**WHAT YOU HAVE TO DO**
Each record needs to be echoed exactly; can you do that?

**MATERIAL FOR THIS EXERCISE**
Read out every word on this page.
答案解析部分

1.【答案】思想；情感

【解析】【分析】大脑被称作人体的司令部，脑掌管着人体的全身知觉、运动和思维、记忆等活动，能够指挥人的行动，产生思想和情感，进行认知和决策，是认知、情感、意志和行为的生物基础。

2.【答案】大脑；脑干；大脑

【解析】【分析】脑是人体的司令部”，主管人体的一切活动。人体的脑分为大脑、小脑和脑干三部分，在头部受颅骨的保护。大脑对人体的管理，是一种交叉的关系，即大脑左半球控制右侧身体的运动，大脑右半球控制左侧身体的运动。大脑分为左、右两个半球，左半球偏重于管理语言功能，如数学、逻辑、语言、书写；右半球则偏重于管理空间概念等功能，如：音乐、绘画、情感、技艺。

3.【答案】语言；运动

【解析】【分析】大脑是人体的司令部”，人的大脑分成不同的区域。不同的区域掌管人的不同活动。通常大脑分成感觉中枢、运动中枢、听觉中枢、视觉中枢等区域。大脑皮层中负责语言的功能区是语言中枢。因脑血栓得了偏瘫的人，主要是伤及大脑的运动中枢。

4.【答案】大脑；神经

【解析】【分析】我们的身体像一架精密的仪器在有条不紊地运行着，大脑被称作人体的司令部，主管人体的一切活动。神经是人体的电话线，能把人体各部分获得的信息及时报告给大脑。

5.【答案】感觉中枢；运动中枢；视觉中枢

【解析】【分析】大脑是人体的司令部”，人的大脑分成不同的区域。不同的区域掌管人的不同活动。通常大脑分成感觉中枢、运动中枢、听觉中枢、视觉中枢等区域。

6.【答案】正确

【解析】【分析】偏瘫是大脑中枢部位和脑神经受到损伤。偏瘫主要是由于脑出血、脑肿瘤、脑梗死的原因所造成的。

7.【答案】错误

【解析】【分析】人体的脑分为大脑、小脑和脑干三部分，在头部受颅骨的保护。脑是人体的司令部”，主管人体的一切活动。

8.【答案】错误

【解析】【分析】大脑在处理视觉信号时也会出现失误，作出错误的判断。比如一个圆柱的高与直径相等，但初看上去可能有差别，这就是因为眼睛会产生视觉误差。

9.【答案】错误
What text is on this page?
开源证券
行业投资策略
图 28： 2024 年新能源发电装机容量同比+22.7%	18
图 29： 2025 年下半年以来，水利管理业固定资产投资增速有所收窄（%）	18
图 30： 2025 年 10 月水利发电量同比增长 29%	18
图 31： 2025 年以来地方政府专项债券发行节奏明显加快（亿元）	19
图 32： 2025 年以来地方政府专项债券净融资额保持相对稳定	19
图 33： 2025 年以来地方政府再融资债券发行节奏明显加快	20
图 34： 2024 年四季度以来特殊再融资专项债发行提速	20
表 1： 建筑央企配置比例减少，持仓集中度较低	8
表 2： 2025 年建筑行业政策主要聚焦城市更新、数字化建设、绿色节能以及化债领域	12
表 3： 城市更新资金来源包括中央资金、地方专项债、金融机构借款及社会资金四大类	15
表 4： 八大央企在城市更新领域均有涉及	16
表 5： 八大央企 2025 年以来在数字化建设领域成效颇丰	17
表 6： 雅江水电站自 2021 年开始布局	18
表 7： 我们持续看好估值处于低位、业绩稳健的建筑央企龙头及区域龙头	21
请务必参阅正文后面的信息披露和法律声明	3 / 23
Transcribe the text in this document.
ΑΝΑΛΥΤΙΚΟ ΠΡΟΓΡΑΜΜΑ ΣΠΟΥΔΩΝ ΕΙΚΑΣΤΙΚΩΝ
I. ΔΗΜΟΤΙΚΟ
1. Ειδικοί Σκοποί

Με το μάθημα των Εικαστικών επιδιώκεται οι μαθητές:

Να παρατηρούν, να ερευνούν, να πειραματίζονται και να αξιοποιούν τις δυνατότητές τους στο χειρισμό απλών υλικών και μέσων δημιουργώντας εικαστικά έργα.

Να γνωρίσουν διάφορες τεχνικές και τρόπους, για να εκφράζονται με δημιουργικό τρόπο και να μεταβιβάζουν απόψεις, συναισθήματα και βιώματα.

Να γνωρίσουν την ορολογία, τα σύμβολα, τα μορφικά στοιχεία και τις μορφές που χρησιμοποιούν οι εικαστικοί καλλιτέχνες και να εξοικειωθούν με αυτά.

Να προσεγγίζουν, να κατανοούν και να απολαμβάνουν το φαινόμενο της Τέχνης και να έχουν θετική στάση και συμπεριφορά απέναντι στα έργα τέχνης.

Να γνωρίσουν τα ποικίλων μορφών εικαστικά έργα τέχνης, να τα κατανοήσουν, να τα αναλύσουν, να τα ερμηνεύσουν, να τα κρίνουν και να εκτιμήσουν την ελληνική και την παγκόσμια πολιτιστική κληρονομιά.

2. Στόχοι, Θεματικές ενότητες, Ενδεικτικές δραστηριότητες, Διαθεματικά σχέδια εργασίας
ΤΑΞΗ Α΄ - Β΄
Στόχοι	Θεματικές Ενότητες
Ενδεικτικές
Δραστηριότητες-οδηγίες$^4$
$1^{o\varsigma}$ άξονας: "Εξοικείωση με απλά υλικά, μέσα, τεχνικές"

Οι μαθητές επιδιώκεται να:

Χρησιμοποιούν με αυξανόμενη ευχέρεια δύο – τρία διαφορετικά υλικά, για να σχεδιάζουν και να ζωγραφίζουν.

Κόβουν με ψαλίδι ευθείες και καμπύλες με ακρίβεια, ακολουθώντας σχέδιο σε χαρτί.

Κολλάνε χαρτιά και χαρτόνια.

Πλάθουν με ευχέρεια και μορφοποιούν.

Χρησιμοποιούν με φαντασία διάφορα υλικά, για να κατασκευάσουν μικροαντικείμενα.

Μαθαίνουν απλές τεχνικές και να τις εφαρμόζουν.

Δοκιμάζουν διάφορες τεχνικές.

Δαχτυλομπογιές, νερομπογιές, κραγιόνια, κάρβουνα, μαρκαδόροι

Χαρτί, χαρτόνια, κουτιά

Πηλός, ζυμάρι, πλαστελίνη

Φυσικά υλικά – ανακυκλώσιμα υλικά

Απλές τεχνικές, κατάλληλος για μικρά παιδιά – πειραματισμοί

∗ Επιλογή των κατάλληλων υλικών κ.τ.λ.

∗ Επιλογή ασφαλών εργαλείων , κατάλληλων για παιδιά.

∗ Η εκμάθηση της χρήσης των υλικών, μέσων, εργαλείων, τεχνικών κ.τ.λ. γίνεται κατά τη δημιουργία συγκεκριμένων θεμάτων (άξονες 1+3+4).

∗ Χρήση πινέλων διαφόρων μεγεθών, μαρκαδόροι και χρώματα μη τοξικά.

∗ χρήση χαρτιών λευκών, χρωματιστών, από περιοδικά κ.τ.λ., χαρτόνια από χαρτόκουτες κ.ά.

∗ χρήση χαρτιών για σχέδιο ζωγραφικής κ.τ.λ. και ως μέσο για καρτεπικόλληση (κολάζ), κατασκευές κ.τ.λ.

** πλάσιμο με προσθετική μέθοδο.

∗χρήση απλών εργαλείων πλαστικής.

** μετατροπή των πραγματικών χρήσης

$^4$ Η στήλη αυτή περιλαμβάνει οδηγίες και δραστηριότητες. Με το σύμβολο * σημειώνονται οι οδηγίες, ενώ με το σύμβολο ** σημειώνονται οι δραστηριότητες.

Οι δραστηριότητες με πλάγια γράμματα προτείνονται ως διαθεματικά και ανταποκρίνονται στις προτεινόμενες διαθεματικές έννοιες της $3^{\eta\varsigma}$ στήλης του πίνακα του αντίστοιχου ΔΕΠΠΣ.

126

**WRITTEN ANSWER**
Read out every word on this page.
答案解析部分

1.【答案】思想；情感

【解析】【分析】大脑被称作人体的司令部，脑掌管着人体的全身知觉、运动和思维、记忆等活动，能够指挥人的行动，产生思想和情感，进行认知和决策，是认知、情感、意志和行为的生物基础。

2.【答案】大脑；脑干；大脑

【解析】【分析】脑是人体的司令部”，主管人体的一切活动。人体的脑分为大脑、小脑和脑干三部分，在头部受颅骨的保护。大脑对人体的管理，是一种交叉的关系，即大脑左半球控制右侧身体的运动，大脑右半球控制左侧身体的运动。大脑分为左、右两个半球，左半球偏重于管理语言功能，如数学、逻辑、语言、书写；右半球则偏重于管理空间概念等功能，如：音乐、绘画、情感、技艺。

3.【答案】语言；运动

【解析】【分析】大脑是人体的司令部”，人的大脑分成不同的区域。不同的区域掌管人的不同活动。通常大脑分成感觉中枢、运动中枢、听觉中枢、视觉中枢等区域。大脑皮层中负责语言的功能区是语言中枢。因脑血栓得了偏瘫的人，主要是伤及大脑的运动中枢。

4.【答案】大脑；神经

【解析】【分析】我们的身体像一架精密的仪器在有条不紊地运行着，大脑被称作人体的司令部，主管人体的一切活动。神经是人体的电话线，能把人体各部分获得的信息及时报告给大脑。

5.【答案】感觉中枢；运动中枢；视觉中枢

【解析】【分析】大脑是人体的司令部”，人的大脑分成不同的区域。不同的区域掌管人的不同活动。通常大脑分成感觉中枢、运动中枢、听觉中枢、视觉中枢等区域。

6.【答案】正确

【解析】【分析】偏瘫是大脑中枢部位和脑神经受到损伤。偏瘫主要是由于脑出血、脑肿瘤、脑梗死的原因所造成的。

7.【答案】错误

【解析】【分析】人体的脑分为大脑、小脑和脑干三部分，在头部受颅骨的保护。脑是人体的司令部”，主管人体的一切活动。

8.【答案】错误

【解析】【分析】大脑在处理视觉信号时也会出现失误，作出错误的判断。比如一个圆柱的高与直径相等，但初看上去可能有差别，这就是因为眼睛会产生视觉误差。

9.【答案】错误
What text is on this page?
开源证券
行业投资策略
图 28： 2024 年新能源发电装机容量同比+22.7%	18
图 29： 2025 年下半年以来，水利管理业固定资产投资增速有所收窄（%）	18
图 30： 2025 年 10 月水利发电量同比增长 29%	18
图 31： 2025 年以来地方政府专项债券发行节奏明显加快（亿元）	19
图 32： 2025 年以来地方政府专项债券净融资额保持相对稳定	19
图 33： 2025 年以来地方政府再融资债券发行节奏明显加快	20
图 34： 2024 年四季度以来特殊再融资专项债发行提速	20
表 1： 建筑央企配置比例减少，持仓集中度较低	8
表 2： 2025 年建筑行业政策主要聚焦城市更新、数字化建设、绿色节能以及化债领域	12
表 3： 城市更新资金来源包括中央资金、地方专项债、金融机构借款及社会资金四大类	15
表 4： 八大央企在城市更新领域均有涉及	16
表 5： 八大央企 2025 年以来在数字化建设领域成效颇丰	17
表 6： 雅江水电站自 2021 年开始布局	18
表 7： 我们持续看好估值处于低位、业绩稳健的建筑央企龙头及区域龙头	21
请务必参阅正文后面的信息披露和法律声明	3 / 23
Transcribe the text in this document.
ΑΝΑΛΥΤΙΚΟ ΠΡΟΓΡΑΜΜΑ ΣΠΟΥΔΩΝ ΕΙΚΑΣΤΙΚΩΝ
I. ΔΗΜΟΤΙΚΟ
1. Ειδικοί Σκοποί

Με το μάθημα των Εικαστικών επιδιώκεται οι μαθητές:

Να παρατηρούν, να ερευνούν, να πειραματίζονται και να αξιοποιούν τις δυνατότητές τους στο χειρισμό απλών υλικών και μέσων δημιουργώντας εικαστικά έργα.

Να γνωρίσουν διάφορες τεχνικές και τρόπους, για να εκφράζονται με δημιουργικό τρόπο και να μεταβιβάζουν απόψεις, συναισθήματα και βιώματα.

Να γνωρίσουν την ορολογία, τα σύμβολα, τα μορφικά στοιχεία και τις μορφές που χρησιμοποιούν οι εικαστικοί καλλιτέχνες και να εξοικειωθούν με αυτά.

Να προσεγγίζουν, να κατανοούν και να απολαμβάνουν το φαινόμενο της Τέχνης και να έχουν θετική στάση και συμπεριφορά απέναντι στα έργα τέχνης.

Να γνωρίσουν τα ποικίλων μορφών εικαστικά έργα τέχνης, να τα κατανοήσουν, να τα αναλύσουν, να τα ερμηνεύσουν, να τα κρίνουν και να εκτιμήσουν την ελληνική και την παγκόσμια πολιτιστική κληρονομιά.

2. Στόχοι, Θεματικές ενότητες, Ενδεικτικές δραστηριότητες, Διαθεματικά σχέδια εργασίας
ΤΑΞΗ Α΄ - Β΄
Στόχοι	Θεματικές Ενότητες
Ενδεικτικές
Δραστηριότητες-οδηγίες$^4$
$1^{o\varsigma}$ άξονας: "Εξοικείωση με απλά υλικά, μέσα, τεχνικές"

Οι μαθητές επιδιώκεται να:

Χρησιμοποιούν με αυξανόμενη ευχέρεια δύο – τρία διαφορετικά υλικά, για να σχεδιάζουν και να ζωγραφίζουν.

Κόβουν με ψαλίδι ευθείες και καμπύλες με ακρίβεια, ακολουθώντας σχέδιο σε χαρτί.

Κολλάνε χαρτιά και χαρτόνια.

Πλάθουν με ευχέρεια και μορφοποιούν.

Χρησιμοποιούν με φαντασία διάφορα υλικά, για να κατασκευάσουν μικροαντικείμενα.

Μαθαίνουν απλές τεχνικές και να τις εφαρμόζουν.

Δοκιμάζουν διάφορες τεχνικές.

Δαχτυλομπογιές, νερομπογιές, κραγιόνια, κάρβουνα, μαρκαδόροι

Χαρτί, χαρτόνια, κουτιά

Πηλός, ζυμάρι, πλαστελίνη

Φυσικά υλικά – ανακυκλώσιμα υλικά

Απλές τεχνικές, κατάλληλος για μικρά παιδιά – πειραματισμοί

∗ Επιλογή των κατάλληλων υλικών κ.τ.λ.

∗ Επιλογή ασφαλών εργαλείων , κατάλληλων για παιδιά.

∗ Η εκμάθηση της χρήσης των υλικών, μέσων, εργαλείων, τεχνικών κ.τ.λ. γίνεται κατά τη δημιουργία συγκεκριμένων θεμάτων (άξονες 1+3+4).

∗ Χρήση πινέλων διαφόρων μεγεθών, μαρκαδόροι και χρώματα μη τοξικά.

∗ χρήση χαρτιών λευκών, χρωματιστών, από περιοδικά κ.τ.λ., χαρτόνια από χαρτόκουτες κ.ά.

∗ χρήση χαρτιών για σχέδιο ζωγραφικής κ.τ.λ. και ως μέσο για καρτεπικόλληση (κολάζ), κατασκευές κ.τ.λ.

** πλάσιμο με προσθετική μέθοδο.

∗χρήση απλών εργαλείων πλαστικής.

** μετατροπή των πραγματικών χρήσης

$^4$ Η στήλη αυτή περιλαμβάνει οδηγίες και δραστηριότητες. Με το σύμβολο * σημειώνονται οι οδηγίες, ενώ με το σύμβολο ** σημειώνονται οι δραστηριότητες.

Οι δραστηριότητες με πλάγια γράμματα προτείνονται ως διαθεματικά και ανταποκρίνονται στις προτεινόμενες διαθεματικές έννοιες της $3^{\eta\varsigma}$ στήλης του πίνακα του αντίστοιχου ΔΕΠΠΣ.

126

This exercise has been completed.